Task requirements: Reproduce only the lines of the records starting at the one that contains "pin-icon[interactable]: 📌 bbox=[1896, 389, 1910, 402]" and ending at the one that contains "menu-edit[interactable]: Правка bbox=[68, 24, 126, 46]", changing "Old Wooden Bench" to "Garden Bench" and keeping everything else the same.

Material to process:
= = =

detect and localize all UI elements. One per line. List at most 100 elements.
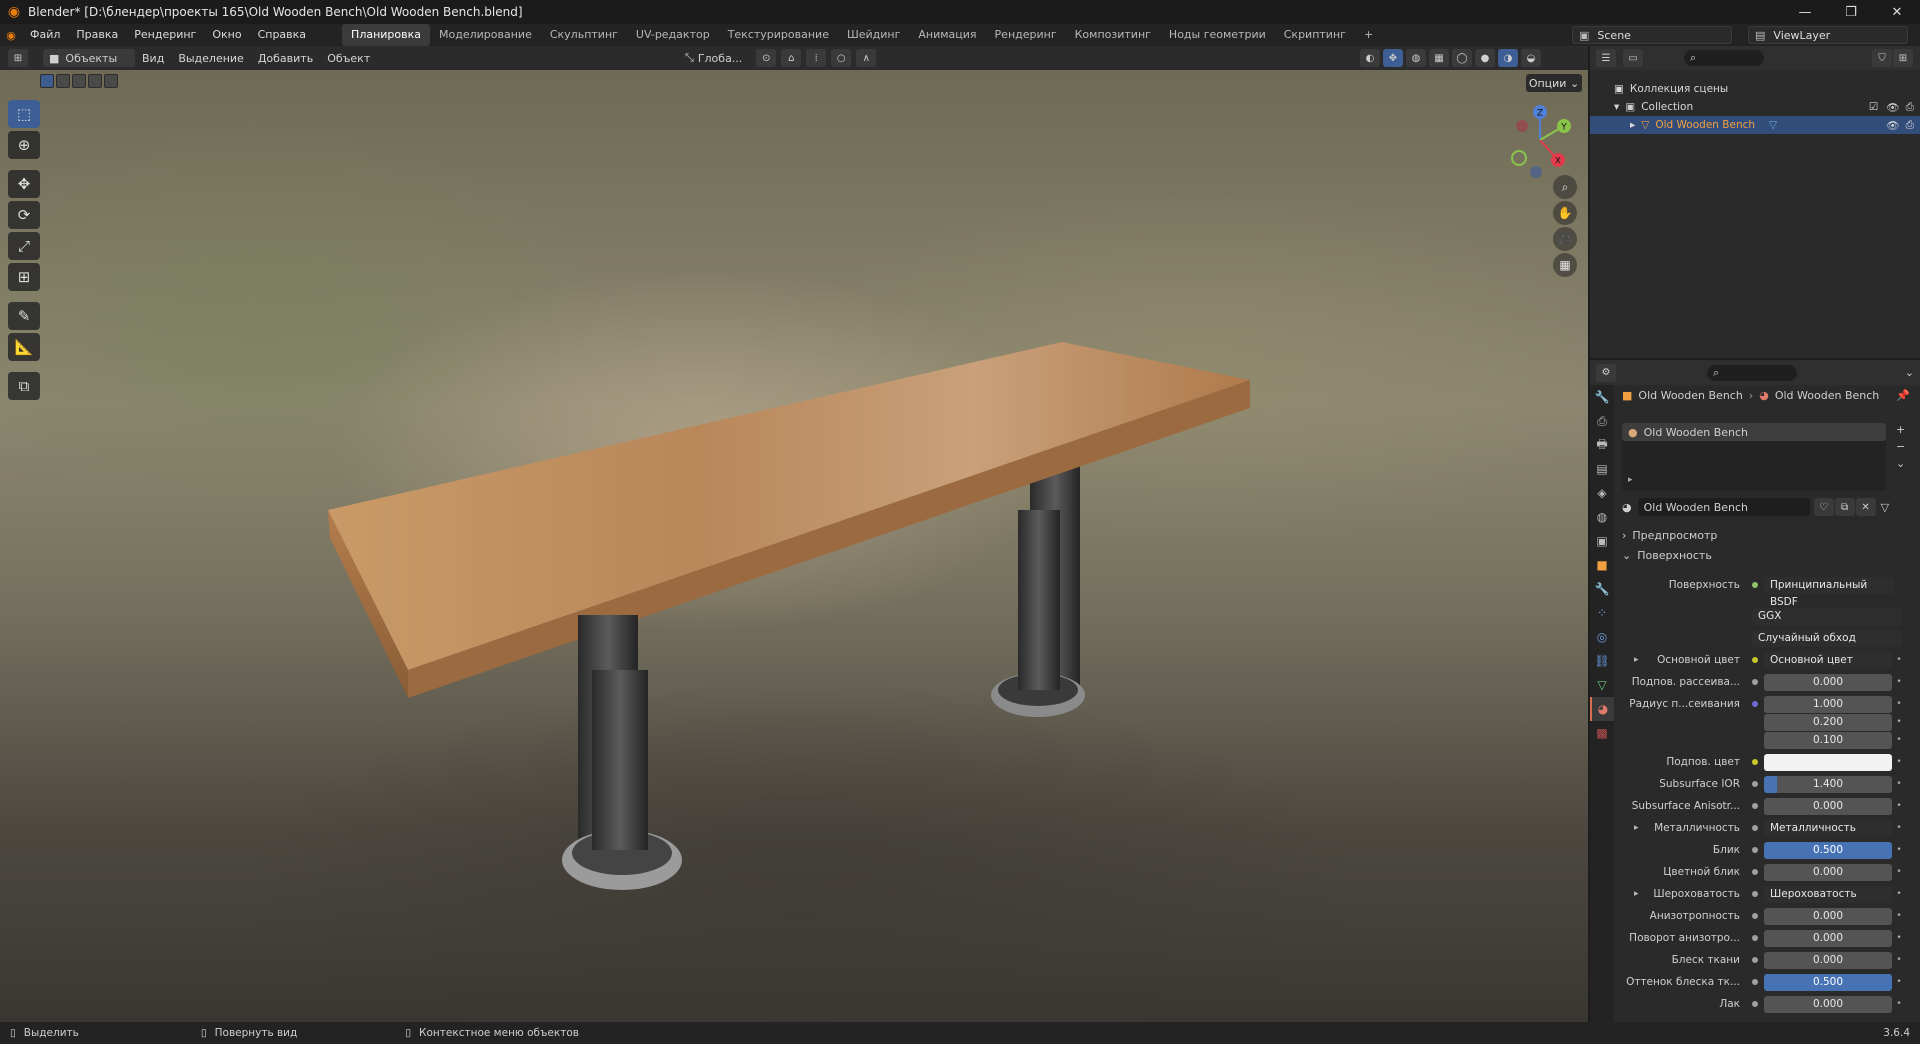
pin-icon[interactable]: 📌 bbox=[1896, 389, 1910, 402]
fake-user-icon[interactable]: ♡ bbox=[1813, 498, 1834, 516]
material-name-field[interactable]: Old Wooden Bench bbox=[1637, 498, 1810, 516]
proportional-edit-icon[interactable]: ○ bbox=[831, 49, 852, 67]
property-value-field[interactable]: 0.000 bbox=[1764, 673, 1892, 691]
tab-layout[interactable]: Планировка bbox=[342, 24, 431, 46]
snap-target-icon[interactable]: ⦙ bbox=[806, 49, 827, 67]
menu-edit[interactable]: Правка bbox=[68, 24, 126, 46]
keyframe-icon[interactable]: • bbox=[1892, 677, 1906, 687]
tab-animation[interactable]: Анимация bbox=[909, 24, 985, 46]
world-tab-icon[interactable]: ◍ bbox=[1590, 505, 1614, 529]
3d-viewport[interactable]: Z Y X bbox=[0, 70, 1588, 1022]
camera-icon[interactable]: ⎙ bbox=[1906, 119, 1914, 132]
property-value-field[interactable]: Шероховатость bbox=[1764, 885, 1892, 903]
tab-shading[interactable]: Шейдинг bbox=[838, 24, 909, 46]
rotate-icon[interactable]: ⟳ bbox=[8, 201, 40, 229]
options-dropdown[interactable]: Опции ⌄ bbox=[1526, 74, 1582, 92]
keyframe-icon[interactable]: • bbox=[1892, 955, 1906, 965]
pan-hand-icon[interactable]: ✋ bbox=[1553, 201, 1577, 225]
duplicate-material-icon[interactable]: ⧉ bbox=[1834, 498, 1855, 516]
camera-icon[interactable]: ⎙ bbox=[1906, 101, 1914, 114]
visibility-icon[interactable]: ◐ bbox=[1360, 49, 1380, 67]
menu-add[interactable]: Добавить bbox=[251, 52, 320, 65]
panel-preview[interactable]: › Предпросмотр bbox=[1622, 529, 1717, 542]
property-value-field[interactable]: 0.000 bbox=[1764, 951, 1892, 969]
expand-arrow-icon[interactable]: ▾ bbox=[1614, 101, 1619, 113]
move-icon[interactable]: ✥ bbox=[8, 170, 40, 198]
tab-compositing[interactable]: Композитинг bbox=[1066, 24, 1160, 46]
snap-icon[interactable]: ⌂ bbox=[781, 49, 802, 67]
property-value-field[interactable]: 0.100 bbox=[1764, 731, 1892, 749]
tab-rendering[interactable]: Рендеринг bbox=[986, 24, 1066, 46]
expand-arrow-icon[interactable]: ▸ bbox=[1634, 889, 1639, 899]
tab-geometry-nodes[interactable]: Ноды геометрии bbox=[1160, 24, 1275, 46]
close-button[interactable]: ✕ bbox=[1874, 0, 1920, 24]
property-value-field[interactable]: Металличность bbox=[1764, 819, 1892, 837]
overlay-toggle-icon[interactable]: ◍ bbox=[1406, 49, 1426, 67]
keyframe-icon[interactable]: • bbox=[1892, 889, 1906, 899]
select-box-icon[interactable]: ⬚ bbox=[8, 100, 40, 128]
select-extend-icon[interactable] bbox=[56, 74, 70, 88]
maximize-button[interactable]: ❐ bbox=[1828, 0, 1874, 24]
keyframe-icon[interactable]: • bbox=[1892, 911, 1906, 921]
object-tab-icon[interactable]: ■ bbox=[1590, 553, 1614, 577]
keyframe-icon[interactable]: • bbox=[1892, 845, 1906, 855]
mode-selector[interactable]: ■ Объекты bbox=[43, 49, 135, 67]
eye-icon[interactable]: 👁 bbox=[1886, 119, 1899, 132]
property-value-field[interactable]: 0.000 bbox=[1764, 907, 1892, 925]
distribution-dropdown[interactable]: GGX bbox=[1752, 607, 1902, 625]
output-tab-icon[interactable]: 🖶 bbox=[1590, 433, 1614, 457]
property-value-field[interactable]: 1.000 bbox=[1764, 695, 1892, 713]
properties-search-input[interactable]: ⌕ bbox=[1707, 364, 1797, 381]
scene-selector[interactable]: ▣ Scene bbox=[1572, 26, 1732, 44]
wireframe-shading-icon[interactable]: ◯ bbox=[1452, 49, 1472, 67]
tab-modeling[interactable]: Моделирование bbox=[430, 24, 541, 46]
viewlayer-selector[interactable]: ▤ ViewLayer bbox=[1748, 26, 1908, 44]
property-value-field[interactable]: 0.000 bbox=[1764, 797, 1892, 815]
collection-tab-icon[interactable]: ▣ bbox=[1590, 529, 1614, 553]
transform-orientation[interactable]: Глоба... bbox=[698, 52, 742, 65]
property-value-field[interactable]: 0.000 bbox=[1764, 863, 1892, 881]
object-data-tab-icon[interactable]: ▽ bbox=[1590, 673, 1614, 697]
keyframe-icon[interactable]: • bbox=[1892, 655, 1906, 665]
outliner-row-scene-collection[interactable]: ▣ Коллекция сцены bbox=[1590, 80, 1920, 98]
navigation-gizmo[interactable]: Z Y X bbox=[1500, 100, 1580, 180]
menu-view[interactable]: Вид bbox=[135, 52, 171, 65]
property-value-field[interactable]: 0.500 bbox=[1764, 841, 1892, 859]
view-layer-tab-icon[interactable]: ▤ bbox=[1590, 457, 1614, 481]
property-value-field[interactable]: 0.500 bbox=[1764, 973, 1892, 991]
add-slot-icon[interactable]: + bbox=[1896, 423, 1905, 436]
pivot-icon[interactable]: ⊙ bbox=[756, 49, 777, 67]
select-intersect-icon[interactable] bbox=[104, 74, 118, 88]
remove-slot-icon[interactable]: − bbox=[1896, 440, 1905, 453]
keyframe-icon[interactable]: • bbox=[1892, 933, 1906, 943]
expand-arrow-icon[interactable]: ▸ bbox=[1630, 119, 1635, 131]
keyframe-icon[interactable]: • bbox=[1892, 717, 1906, 727]
keyframe-icon[interactable]: • bbox=[1892, 867, 1906, 877]
outliner-row-collection[interactable]: ▾ ▣ Collection ☑ 👁 ⎙ bbox=[1590, 98, 1920, 116]
property-value-field[interactable]: Основной цвет bbox=[1764, 651, 1892, 669]
eye-icon[interactable]: 👁 bbox=[1886, 101, 1899, 114]
property-value-field[interactable]: 0.200 bbox=[1764, 713, 1892, 731]
keyframe-icon[interactable]: • bbox=[1892, 757, 1906, 767]
select-subtract-icon[interactable] bbox=[72, 74, 86, 88]
menu-window[interactable]: Окно bbox=[204, 24, 249, 46]
menu-select[interactable]: Выделение bbox=[171, 52, 251, 65]
cursor-icon[interactable]: ⊕ bbox=[8, 131, 40, 159]
select-invert-icon[interactable] bbox=[88, 74, 102, 88]
annotate-icon[interactable]: ✎ bbox=[8, 302, 40, 330]
zoom-icon[interactable]: ⌕ bbox=[1553, 175, 1577, 199]
keyframe-icon[interactable]: • bbox=[1892, 999, 1906, 1009]
material-shading-icon[interactable]: ◑ bbox=[1498, 49, 1518, 67]
expand-arrow-icon[interactable]: ▸ bbox=[1634, 823, 1639, 833]
camera-view-icon[interactable]: 🎥 bbox=[1553, 227, 1577, 251]
expand-arrow-icon[interactable]: ▸ bbox=[1634, 655, 1639, 665]
tab-uv-editing[interactable]: UV-редактор bbox=[627, 24, 719, 46]
material-browse-icon[interactable]: ◕ bbox=[1622, 501, 1632, 514]
transform-icon[interactable]: ⊞ bbox=[8, 263, 40, 291]
subsurface-method-dropdown[interactable]: Случайный обход bbox=[1752, 629, 1902, 647]
slot-menu-icon[interactable]: ⌄ bbox=[1896, 457, 1905, 470]
tool-tab-icon[interactable]: 🔧 bbox=[1590, 385, 1614, 409]
measure-icon[interactable]: 📐 bbox=[8, 333, 40, 361]
material-slot-item[interactable]: ● Old Wooden Bench bbox=[1622, 423, 1886, 441]
physics-tab-icon[interactable]: ◎ bbox=[1590, 625, 1614, 649]
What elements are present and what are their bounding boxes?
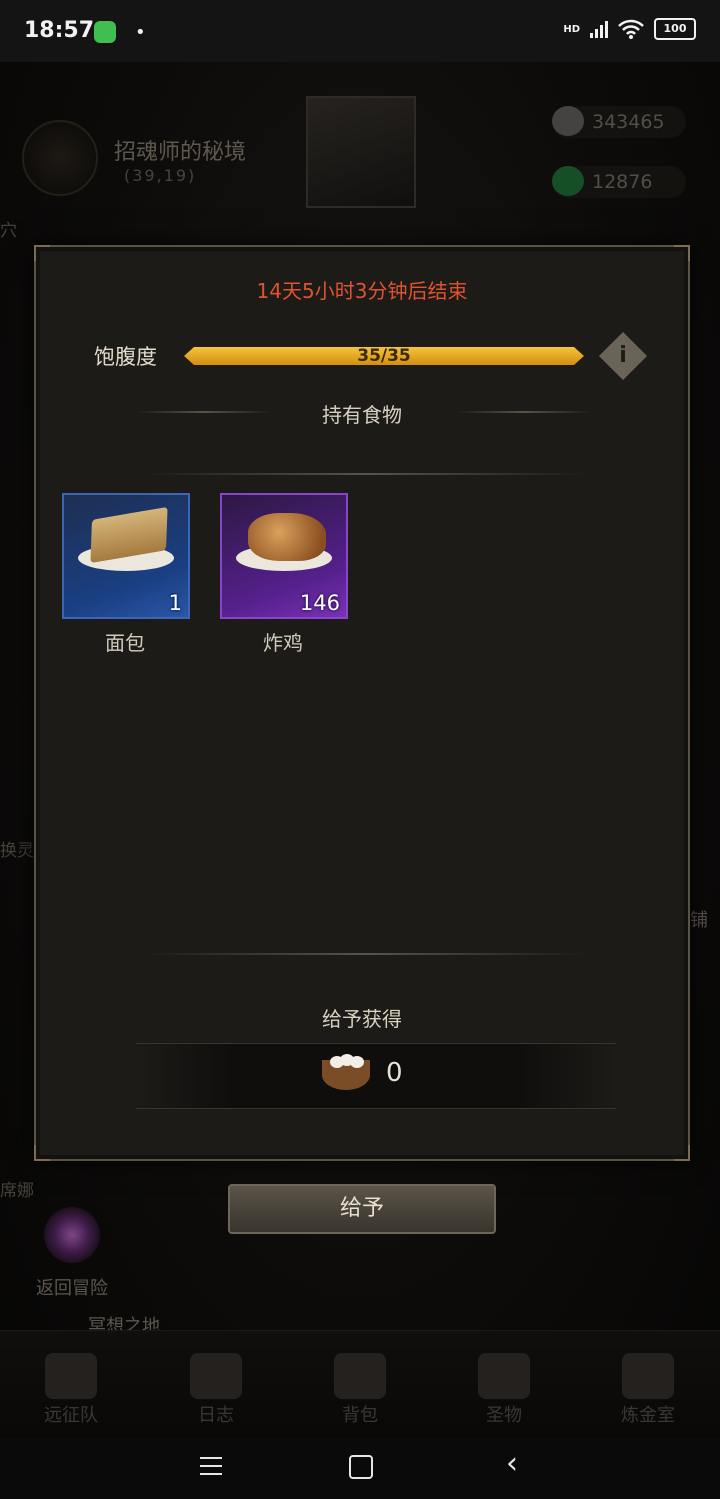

= = =

Final result:
pin-icon[interactable]: 📌 bbox=[1896, 389, 1910, 402]
fake-user-icon[interactable]: ♡ bbox=[1813, 498, 1834, 516]
material-name-field[interactable]: Garden Bench bbox=[1637, 498, 1810, 516]
proportional-edit-icon[interactable]: ○ bbox=[831, 49, 852, 67]
property-value-field[interactable]: 0.000 bbox=[1764, 673, 1892, 691]
tab-layout[interactable]: Планировка bbox=[342, 24, 431, 46]
snap-target-icon[interactable]: ⦙ bbox=[806, 49, 827, 67]
menu-edit[interactable]: Правка bbox=[68, 24, 126, 46]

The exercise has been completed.